═══ Records provided ═══

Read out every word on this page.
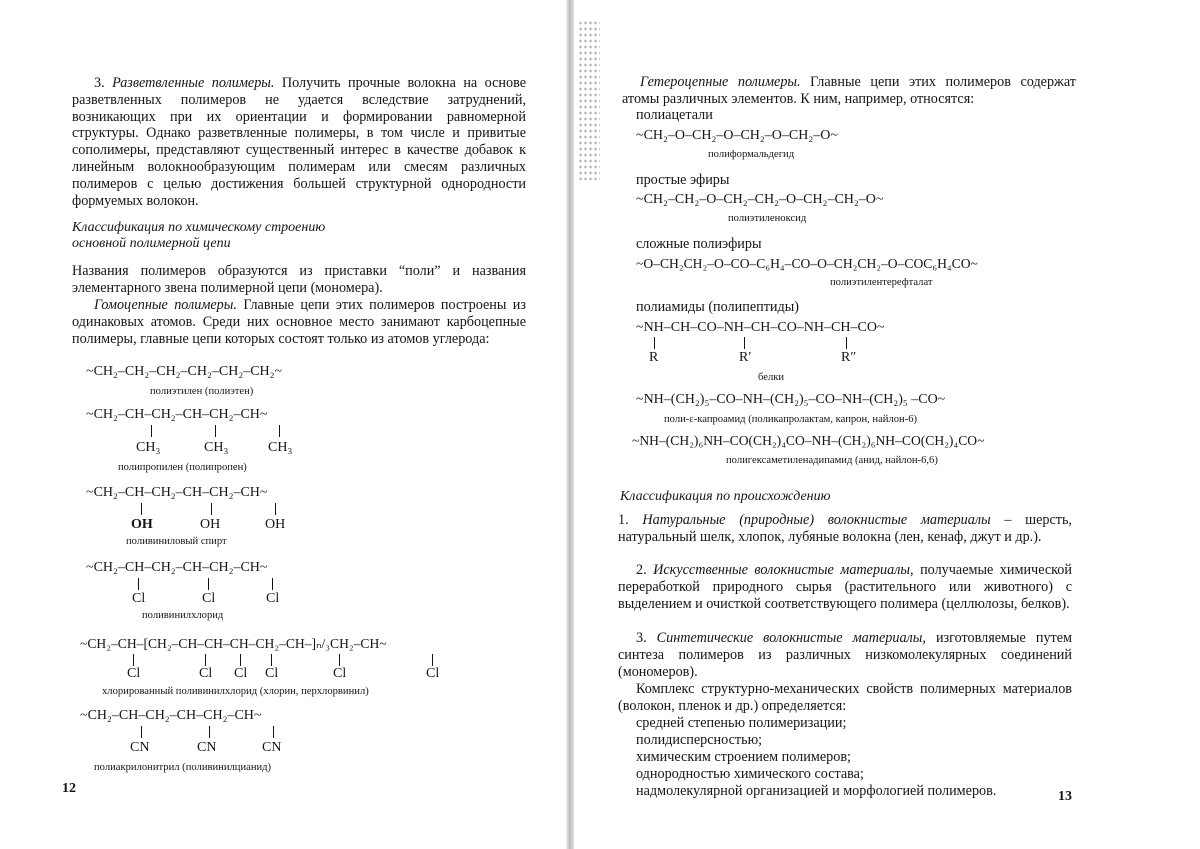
3. Разветвленные полимеры. Получить прочные волокна на основе разветвленных полимеров не удается вследствие затруднений, возникающих при их ориентации и формировании равномерной структуры. Однако разветвленные полимеры, в том числе и привитые сополимеры, представляют существенный интерес в качестве добавок к линейным волокнообразующим полимерам или смесям различных полимеров с целью достижения большей структурной однородности формуемых волокон.
Классификация по химическому строению
основной полимерной цепи
Названия полимеров образуются из приставки “поли” и названия элементарного звена полимерной цепи (мономера).
Гомоцепные полимеры. Главные цепи этих полимеров построены из одинаковых атомов. Среди них основное место занимают карбоцепные полимеры, главные цепи которых состоят только из атомов углерода:
~CH₂–CH₂–CH₂–CH₂–CH₂–CH₂~
полиэтилен (полиэтен)
~CH₂–CH–CH₂–CH–CH₂–CH~
CH₃	CH₃	CH₃
полипропилен (полипропен)
~CH₂–CH–CH₂–CH–CH₂–CH~
OH	OH	OH
поливиниловый спирт
~CH₂–CH–CH₂–CH–CH₂–CH~
Cl	Cl	Cl
поливинилхлорид
~CH₂–CH–[CH₂–CH–CH–CH–CH₂–CH–]ₙ/₃CH₂–CH~
Cl	Cl Cl Cl	Cl	Cl
хлорированный поливинилхлорид (хлорин, перхлорвинил)
~CH₂–CH–CH₂–CH–CH₂–CH~
CN	CN	CN
полиакрилонитрил (поливинилцианид)
12
Гетероцепные полимеры. Главные цепи этих полимеров содержат атомы различных элементов. К ним, например, относятся:
полиацетали
~CH₂–O–CH₂–O–CH₂–O–CH₂–O~
полиформальдегид
простые эфиры
~CH₂–CH₂–O–CH₂–CH₂–O–CH₂–CH₂–O~
полиэтиленоксид
сложные полиэфиры
~O–CH₂CH₂–O–CO–C₆H₄–CO–O–CH₂CH₂–O–COC₆H₄CO~
полиэтилентерефталат
полиамиды (полипептиды)
~NH–CH–CO–NH–CH–CO–NH–CH–CO~
R	R′	R″
белки
~NH–(CH₂)₅–CO–NH–(CH₂)₅–CO–NH–(CH₂)₅ –CO~
поли-ε-капроамид (поликапролактам, капрон, найлон-6)
~NH–(CH₂)₆NH–CO(CH₂)₄CO–NH–(CH₂)₆NH–CO(CH₂)₄CO~
полигексаметиленадипамид (анид, найлон-6,6)
Классификация по происхождению
1. Натуральные (природные) волокнистые материалы – шерсть, натуральный шелк, хлопок, лубяные волокна (лен, кенаф, джут и др.).
2. Искусственные волокнистые материалы, получаемые химической переработкой природного сырья (растительного или животного) с выделением и очисткой соответствующего полимера (целлюлозы, белков).
3. Синтетические волокнистые материалы, изготовляемые путем синтеза полимеров из различных низкомолекулярных соединений (мономеров).
Комплекс структурно-механических свойств полимерных материалов (волокон, пленок и др.) определяется:
средней степенью полимеризации;
полидисперсностью;
химическим строением полимеров;
однородностью химического состава;
надмолекулярной организацией и морфологией полимеров.	13
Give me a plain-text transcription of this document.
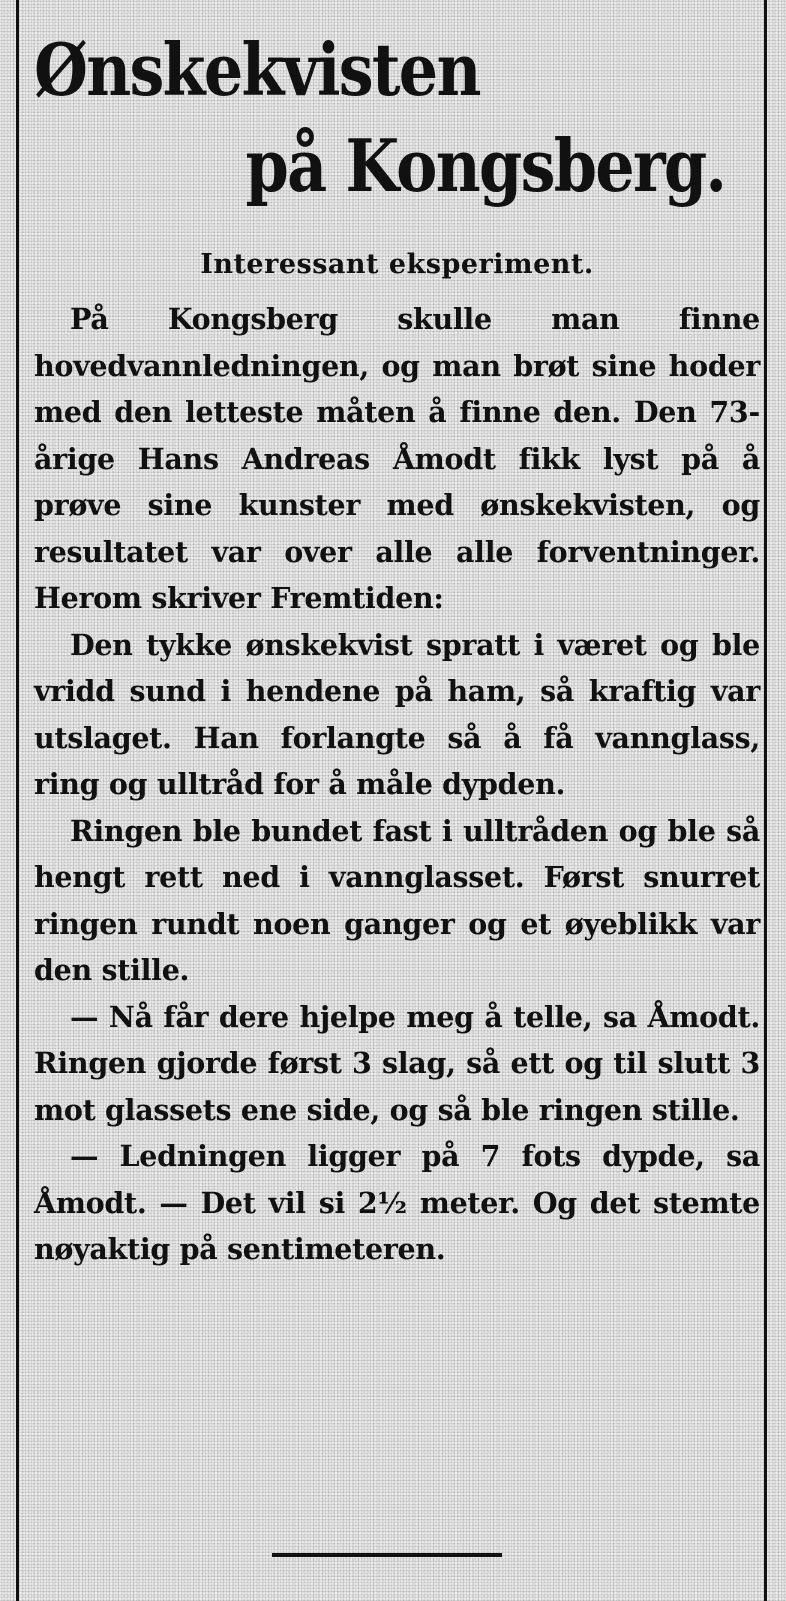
Ønskekvisten
på Kongsberg.
Interessant eksperiment.

På Kongsberg skulle man finne hovedvannledningen, og man brøt sine hoder med den letteste måten å finne den. Den 73-årige Hans Andreas Åmodt fikk lyst på å prøve sine kunster med ønskekvisten, og resultatet var over alle alle forventninger. Herom skriver Fremtiden:

Den tykke ønskekvist spratt i været og ble vridd sund i hendene på ham, så kraftig var utslaget. Han forlangte så å få vannglass, ring og ulltråd for å måle dypden.

Ringen ble bundet fast i ulltråden og ble så hengt rett ned i vannglasset. Først snurret ringen rundt noen ganger og et øyeblikk var den stille.

— Nå får dere hjelpe meg å telle, sa Åmodt. Ringen gjorde først 3 slag, så ett og til slutt 3 mot glassets ene side, og så ble ringen stille.

— Ledningen ligger på 7 fots dypde, sa Åmodt. — Det vil si 2½ meter. Og det stemte nøyaktig på sentimeteren.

═══

- **Set problem**
Locate each line containing the string "волокна" and show it.

- **Task solution**
3. Разветвленные полимеры. Получить прочные волокна на основе разветвленных полимеров не удается вследствие затруднений, возникающих при их ориентации и формировании равномерной структуры. Однако разветвленные полимеры, в том числе и привитые сополимеры, представляют существенный интерес в качестве добавок к линейным волокнообразующим полимерам или смесям различных полимеров с целью достижения большей структурной однородности формуемых волокон.
1. Натуральные (природные) волокнистые материалы – шерсть, натуральный шелк, хлопок, лубяные волокна (лен, кенаф, джут и др.).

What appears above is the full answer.